**TASK INSTRUCTIONS:** Hunt for the word "type" across the entries below, copying each line that holds it.

**RECORDS SHOWN:**
## START

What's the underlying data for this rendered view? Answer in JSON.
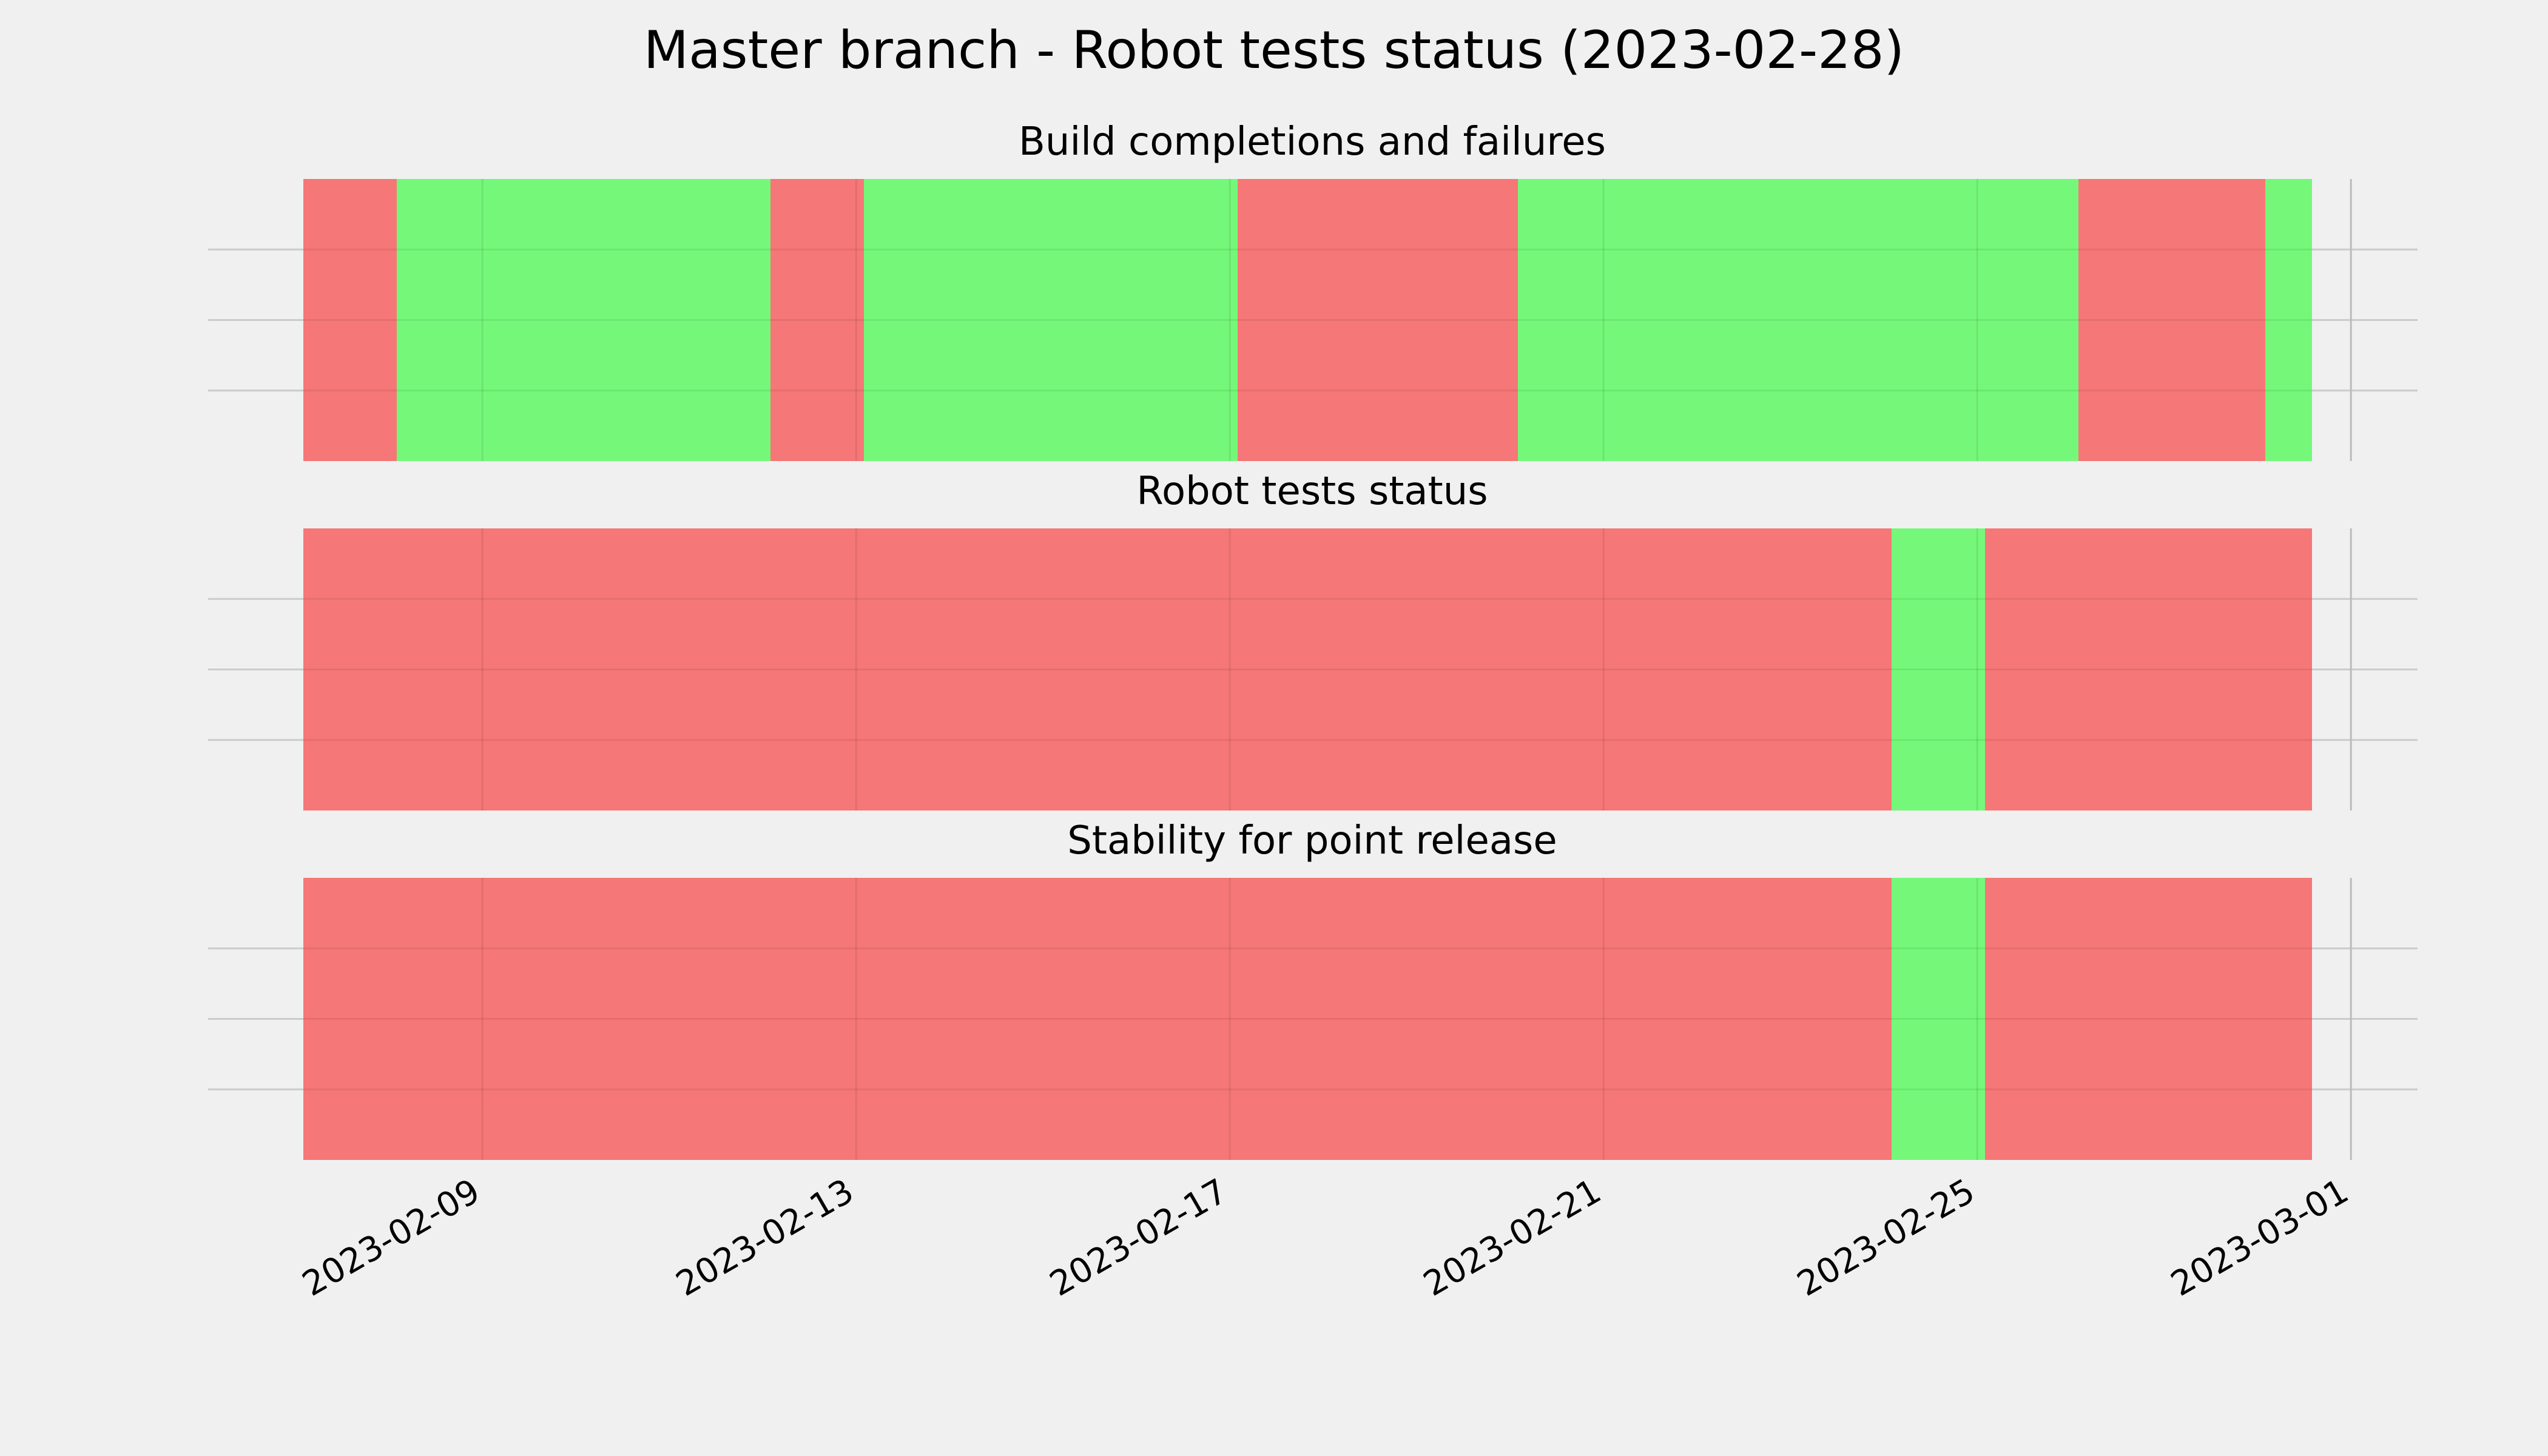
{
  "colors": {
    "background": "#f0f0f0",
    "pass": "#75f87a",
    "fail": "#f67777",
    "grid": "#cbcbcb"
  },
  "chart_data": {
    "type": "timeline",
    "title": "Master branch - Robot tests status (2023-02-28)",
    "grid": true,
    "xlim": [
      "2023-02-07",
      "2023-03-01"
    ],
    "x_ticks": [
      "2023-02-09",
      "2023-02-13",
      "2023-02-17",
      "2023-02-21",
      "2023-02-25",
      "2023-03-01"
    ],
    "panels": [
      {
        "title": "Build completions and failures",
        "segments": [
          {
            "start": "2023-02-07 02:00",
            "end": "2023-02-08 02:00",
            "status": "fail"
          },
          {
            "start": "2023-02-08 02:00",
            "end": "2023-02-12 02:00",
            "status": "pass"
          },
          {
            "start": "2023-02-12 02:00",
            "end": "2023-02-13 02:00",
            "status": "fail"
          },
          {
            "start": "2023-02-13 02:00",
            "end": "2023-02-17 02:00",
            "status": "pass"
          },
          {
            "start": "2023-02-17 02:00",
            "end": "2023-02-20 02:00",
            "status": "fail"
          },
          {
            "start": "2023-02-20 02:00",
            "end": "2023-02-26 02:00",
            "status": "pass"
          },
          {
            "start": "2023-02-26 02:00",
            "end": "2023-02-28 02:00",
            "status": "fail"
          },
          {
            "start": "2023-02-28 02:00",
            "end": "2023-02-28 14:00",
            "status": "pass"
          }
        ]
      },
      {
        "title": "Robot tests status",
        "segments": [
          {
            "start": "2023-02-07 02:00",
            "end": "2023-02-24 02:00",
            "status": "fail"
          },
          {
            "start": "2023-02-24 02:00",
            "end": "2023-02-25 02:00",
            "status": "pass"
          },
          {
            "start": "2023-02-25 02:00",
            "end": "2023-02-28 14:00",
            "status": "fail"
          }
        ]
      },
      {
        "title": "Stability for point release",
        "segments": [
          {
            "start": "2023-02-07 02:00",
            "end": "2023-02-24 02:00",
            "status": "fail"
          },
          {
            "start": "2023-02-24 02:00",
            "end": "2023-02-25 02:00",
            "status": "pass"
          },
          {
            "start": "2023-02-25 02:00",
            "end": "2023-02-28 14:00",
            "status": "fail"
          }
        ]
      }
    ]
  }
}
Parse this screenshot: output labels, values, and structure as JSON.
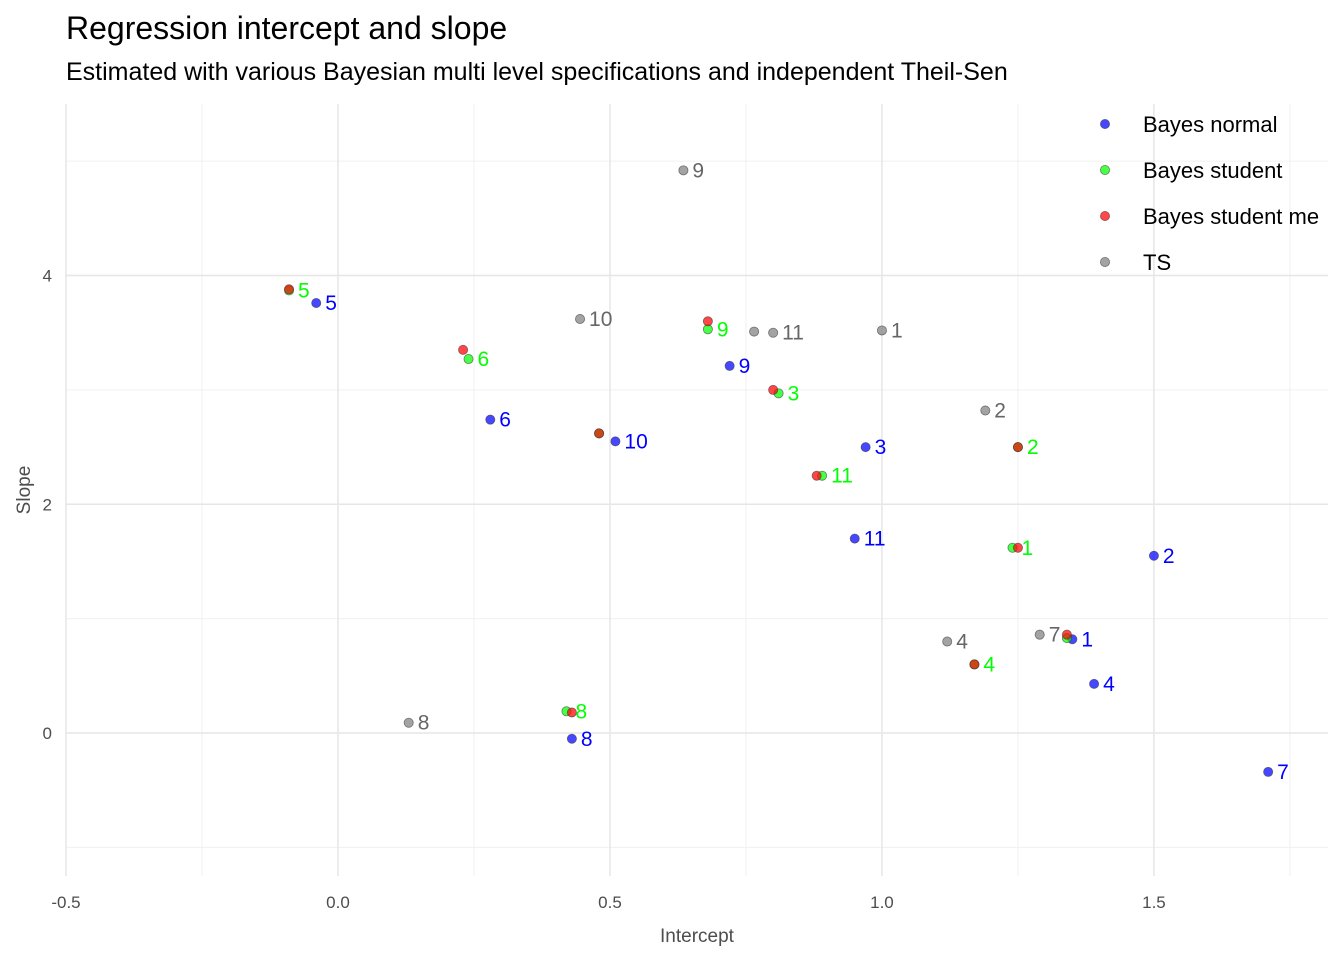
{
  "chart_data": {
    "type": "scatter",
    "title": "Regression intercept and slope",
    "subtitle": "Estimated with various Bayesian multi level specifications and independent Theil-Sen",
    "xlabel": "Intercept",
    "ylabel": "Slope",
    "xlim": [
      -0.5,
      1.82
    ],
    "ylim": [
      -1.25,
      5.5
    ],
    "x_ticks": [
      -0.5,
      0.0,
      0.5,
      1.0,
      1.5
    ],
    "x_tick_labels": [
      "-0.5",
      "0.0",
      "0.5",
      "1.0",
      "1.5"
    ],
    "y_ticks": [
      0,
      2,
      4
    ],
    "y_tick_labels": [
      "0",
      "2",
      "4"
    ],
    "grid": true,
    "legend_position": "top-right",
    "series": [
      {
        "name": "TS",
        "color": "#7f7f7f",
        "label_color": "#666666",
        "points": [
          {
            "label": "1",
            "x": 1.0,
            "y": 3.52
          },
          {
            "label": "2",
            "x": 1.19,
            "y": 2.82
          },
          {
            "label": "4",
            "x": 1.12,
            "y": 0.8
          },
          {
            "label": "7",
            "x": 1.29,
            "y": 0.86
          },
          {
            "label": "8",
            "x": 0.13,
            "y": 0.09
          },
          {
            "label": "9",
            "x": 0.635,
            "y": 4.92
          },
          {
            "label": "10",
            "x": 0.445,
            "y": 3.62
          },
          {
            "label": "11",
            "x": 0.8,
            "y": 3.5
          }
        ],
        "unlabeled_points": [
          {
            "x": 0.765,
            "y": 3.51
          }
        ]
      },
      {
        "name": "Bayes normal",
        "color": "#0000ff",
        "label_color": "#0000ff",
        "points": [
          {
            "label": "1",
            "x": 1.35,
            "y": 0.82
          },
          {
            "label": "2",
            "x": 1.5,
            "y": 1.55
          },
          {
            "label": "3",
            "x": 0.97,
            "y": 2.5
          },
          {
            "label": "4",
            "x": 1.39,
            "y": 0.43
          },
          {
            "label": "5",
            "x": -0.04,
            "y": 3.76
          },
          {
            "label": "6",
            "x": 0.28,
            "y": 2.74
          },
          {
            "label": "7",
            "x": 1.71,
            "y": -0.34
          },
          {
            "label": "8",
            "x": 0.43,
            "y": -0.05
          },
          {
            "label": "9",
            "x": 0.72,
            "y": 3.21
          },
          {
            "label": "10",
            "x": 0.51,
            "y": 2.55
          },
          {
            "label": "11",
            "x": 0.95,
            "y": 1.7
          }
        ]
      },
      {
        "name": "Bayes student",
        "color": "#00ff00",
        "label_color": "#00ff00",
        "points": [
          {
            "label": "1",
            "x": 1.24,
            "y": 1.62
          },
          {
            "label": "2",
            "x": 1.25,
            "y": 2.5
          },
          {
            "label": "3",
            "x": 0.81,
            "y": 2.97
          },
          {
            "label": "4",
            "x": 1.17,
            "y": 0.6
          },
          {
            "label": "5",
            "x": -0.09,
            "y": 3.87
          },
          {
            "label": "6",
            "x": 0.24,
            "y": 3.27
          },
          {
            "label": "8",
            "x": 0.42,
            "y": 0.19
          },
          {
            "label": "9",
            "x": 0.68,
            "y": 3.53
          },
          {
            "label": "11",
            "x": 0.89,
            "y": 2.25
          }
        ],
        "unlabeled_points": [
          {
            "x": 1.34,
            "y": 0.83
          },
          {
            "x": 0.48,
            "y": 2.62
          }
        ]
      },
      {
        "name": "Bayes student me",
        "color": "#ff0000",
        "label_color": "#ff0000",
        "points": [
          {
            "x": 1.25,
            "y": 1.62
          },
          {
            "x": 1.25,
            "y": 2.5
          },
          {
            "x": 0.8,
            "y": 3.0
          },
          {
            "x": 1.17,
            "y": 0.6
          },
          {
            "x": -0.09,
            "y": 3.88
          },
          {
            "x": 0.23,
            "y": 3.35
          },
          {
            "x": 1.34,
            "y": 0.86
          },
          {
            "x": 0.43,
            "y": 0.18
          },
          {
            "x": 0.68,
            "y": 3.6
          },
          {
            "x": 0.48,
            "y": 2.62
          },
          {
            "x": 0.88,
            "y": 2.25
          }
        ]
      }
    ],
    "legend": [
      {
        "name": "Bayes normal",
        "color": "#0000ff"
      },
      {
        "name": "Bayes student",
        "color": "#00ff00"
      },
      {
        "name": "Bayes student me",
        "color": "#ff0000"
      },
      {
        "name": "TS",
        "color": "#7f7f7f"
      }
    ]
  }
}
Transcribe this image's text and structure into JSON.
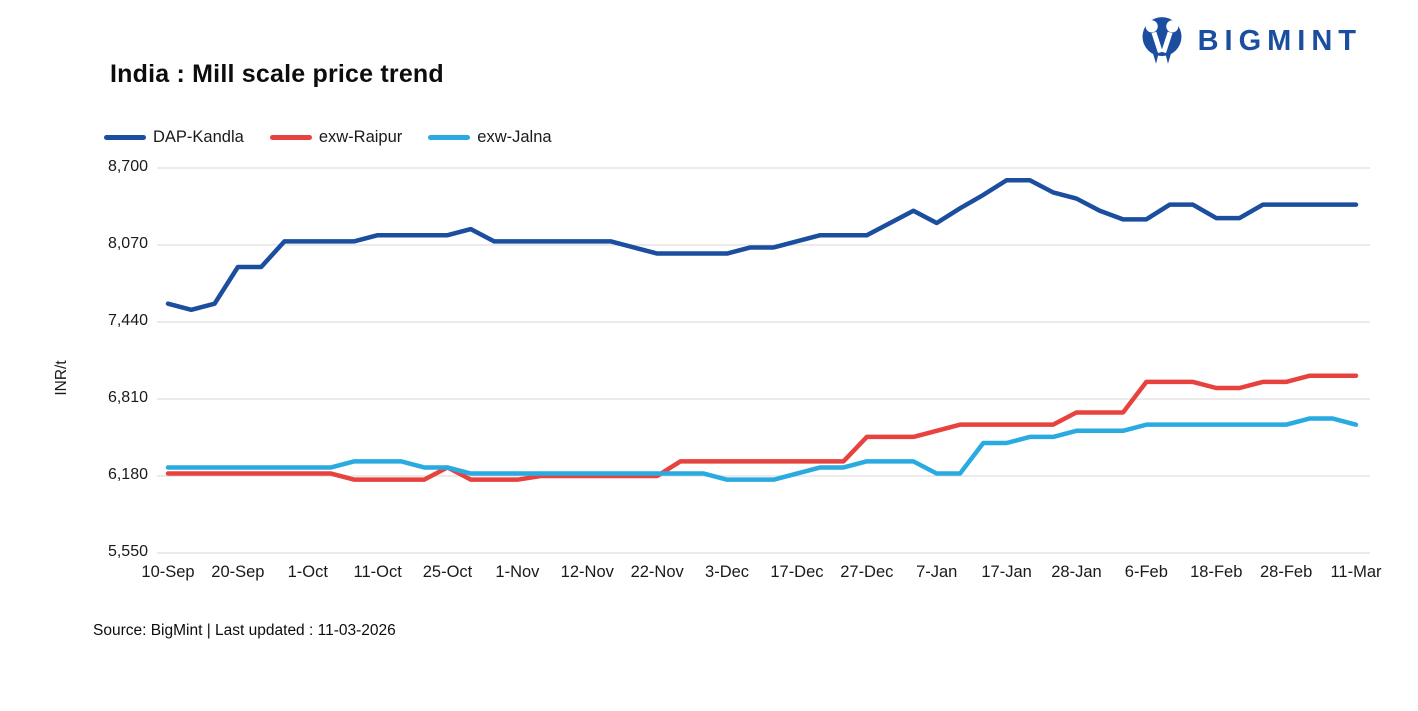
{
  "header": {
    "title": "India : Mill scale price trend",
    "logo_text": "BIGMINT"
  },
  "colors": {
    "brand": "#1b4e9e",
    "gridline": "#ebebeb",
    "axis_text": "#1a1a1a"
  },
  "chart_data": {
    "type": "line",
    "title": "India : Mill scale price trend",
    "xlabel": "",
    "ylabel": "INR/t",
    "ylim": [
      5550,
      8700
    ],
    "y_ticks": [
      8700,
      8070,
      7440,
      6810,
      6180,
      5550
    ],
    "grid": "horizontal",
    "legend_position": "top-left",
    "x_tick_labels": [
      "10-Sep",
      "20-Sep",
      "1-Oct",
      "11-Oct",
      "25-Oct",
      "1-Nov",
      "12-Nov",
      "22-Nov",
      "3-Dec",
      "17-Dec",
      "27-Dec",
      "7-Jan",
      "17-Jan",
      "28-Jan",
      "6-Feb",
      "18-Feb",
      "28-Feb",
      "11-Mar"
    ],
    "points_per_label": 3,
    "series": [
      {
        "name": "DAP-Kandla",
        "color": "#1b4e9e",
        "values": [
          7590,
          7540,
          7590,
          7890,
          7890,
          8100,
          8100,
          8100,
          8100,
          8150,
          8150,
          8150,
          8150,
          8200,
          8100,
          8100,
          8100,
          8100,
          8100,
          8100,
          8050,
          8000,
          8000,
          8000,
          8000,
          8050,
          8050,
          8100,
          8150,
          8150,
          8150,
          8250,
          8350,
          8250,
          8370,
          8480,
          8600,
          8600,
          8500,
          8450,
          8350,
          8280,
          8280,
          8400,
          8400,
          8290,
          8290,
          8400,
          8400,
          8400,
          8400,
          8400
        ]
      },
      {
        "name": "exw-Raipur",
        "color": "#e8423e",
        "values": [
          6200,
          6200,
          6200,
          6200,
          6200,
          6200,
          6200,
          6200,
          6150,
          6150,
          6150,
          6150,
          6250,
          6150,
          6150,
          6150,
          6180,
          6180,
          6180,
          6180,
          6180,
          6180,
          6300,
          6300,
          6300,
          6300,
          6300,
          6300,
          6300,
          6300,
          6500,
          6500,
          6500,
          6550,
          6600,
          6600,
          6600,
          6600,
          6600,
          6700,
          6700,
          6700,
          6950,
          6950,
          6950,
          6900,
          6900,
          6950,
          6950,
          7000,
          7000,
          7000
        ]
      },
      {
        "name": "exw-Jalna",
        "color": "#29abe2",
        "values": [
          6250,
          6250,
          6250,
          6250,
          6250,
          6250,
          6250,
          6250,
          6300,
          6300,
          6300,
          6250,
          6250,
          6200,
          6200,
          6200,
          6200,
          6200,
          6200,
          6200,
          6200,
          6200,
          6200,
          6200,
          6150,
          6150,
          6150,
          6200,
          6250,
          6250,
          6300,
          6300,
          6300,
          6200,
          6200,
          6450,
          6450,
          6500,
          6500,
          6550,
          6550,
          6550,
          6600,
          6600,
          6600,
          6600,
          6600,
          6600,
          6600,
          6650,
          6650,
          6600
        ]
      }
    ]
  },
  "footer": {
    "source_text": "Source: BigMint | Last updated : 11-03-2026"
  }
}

## END

**TASK SOLUTION:**
    "type": "timeline",
    "type": "scatter",
    "type": "line",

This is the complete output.